DIRECTIONS: Type out the complete listing below word for word, without its pictures.

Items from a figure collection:
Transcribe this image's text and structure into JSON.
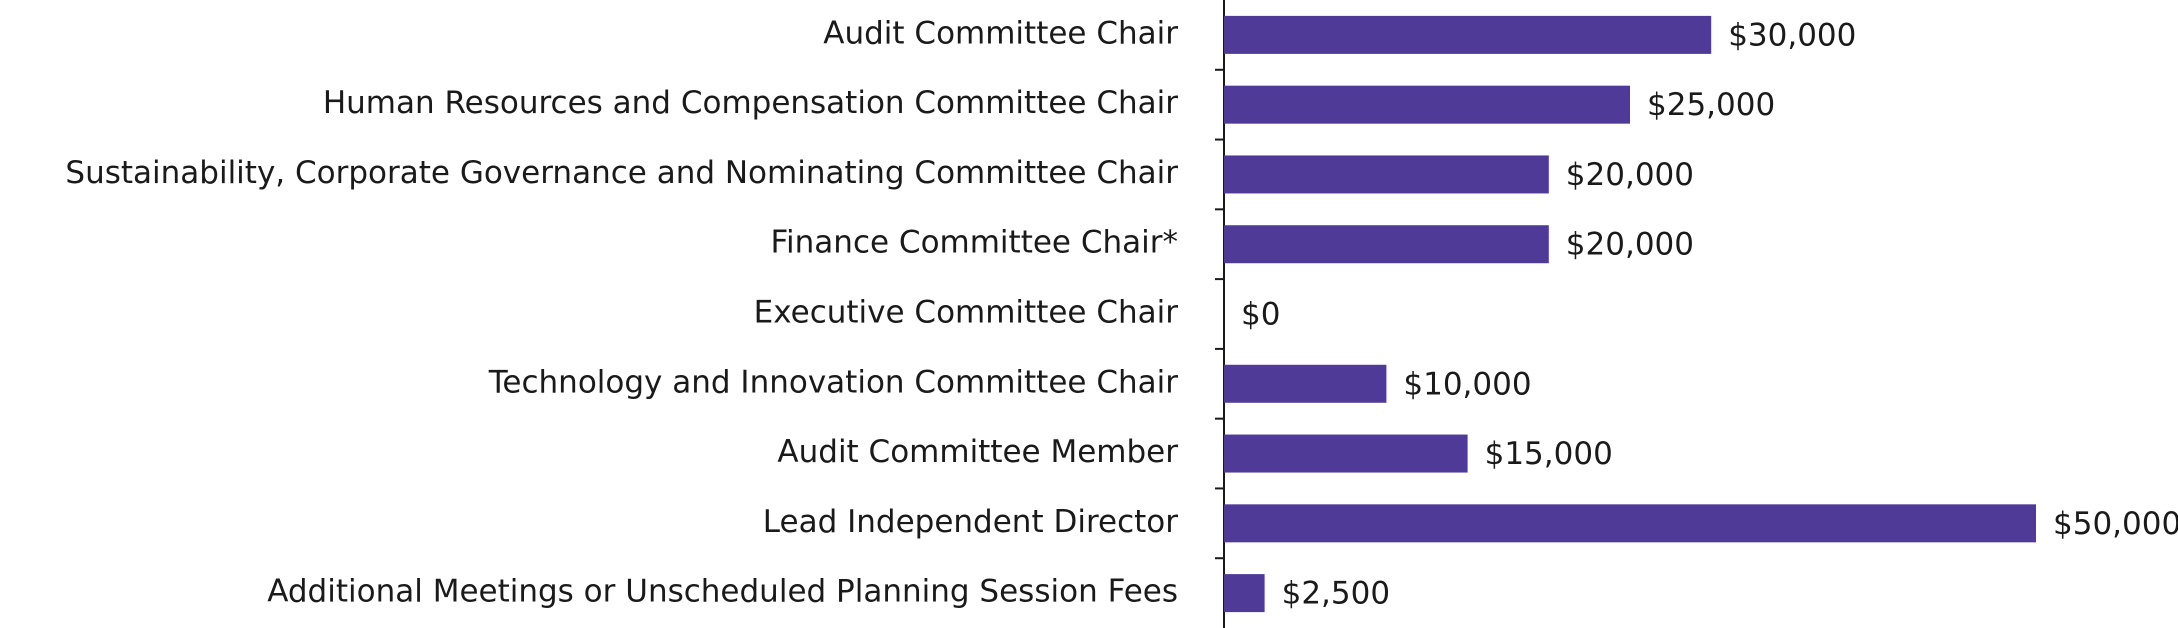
{
  "chart_data": {
    "type": "barh",
    "categories": [
      "Audit Committee Chair",
      "Human Resources and Compensation Committee Chair",
      "Sustainability, Corporate Governance and Nominating Committee Chair",
      "Finance Committee Chair*",
      "Executive Committee Chair",
      "Technology and Innovation Committee Chair",
      "Audit Committee Member",
      "Lead Independent Director",
      "Additional Meetings or Unscheduled Planning Session Fees"
    ],
    "values": [
      30000,
      25000,
      20000,
      20000,
      0,
      10000,
      15000,
      50000,
      2500
    ],
    "value_labels": [
      "$30,000",
      "$25,000",
      "$20,000",
      "$20,000",
      "$0",
      "$10,000",
      "$15,000",
      "$50,000",
      "$2,500"
    ],
    "color": "#4f3b97"
  }
}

CORRECT OUTPUT:
Transcribe this image's text and structure into JSON.
{
  "chart_data": {
    "type": "barh",
    "categories": [
      "Audit Committee Chair",
      "Human Resources and Compensation Committee Chair",
      "Sustainability, Corporate Governance and Nominating Committee Chair",
      "Finance Committee Chair*",
      "Executive Committee Chair",
      "Technology and Innovation Committee Chair",
      "Audit Committee Member",
      "Lead Independent Director",
      "Additional Meetings or Unscheduled Planning Session Fees"
    ],
    "values": [
      30000,
      25000,
      20000,
      20000,
      0,
      10000,
      15000,
      50000,
      2500
    ],
    "value_labels": [
      "$30,000",
      "$25,000",
      "$20,000",
      "$20,000",
      "$0",
      "$10,000",
      "$15,000",
      "$50,000",
      "$2,500"
    ],
    "color": "#4f3b97"
  }
}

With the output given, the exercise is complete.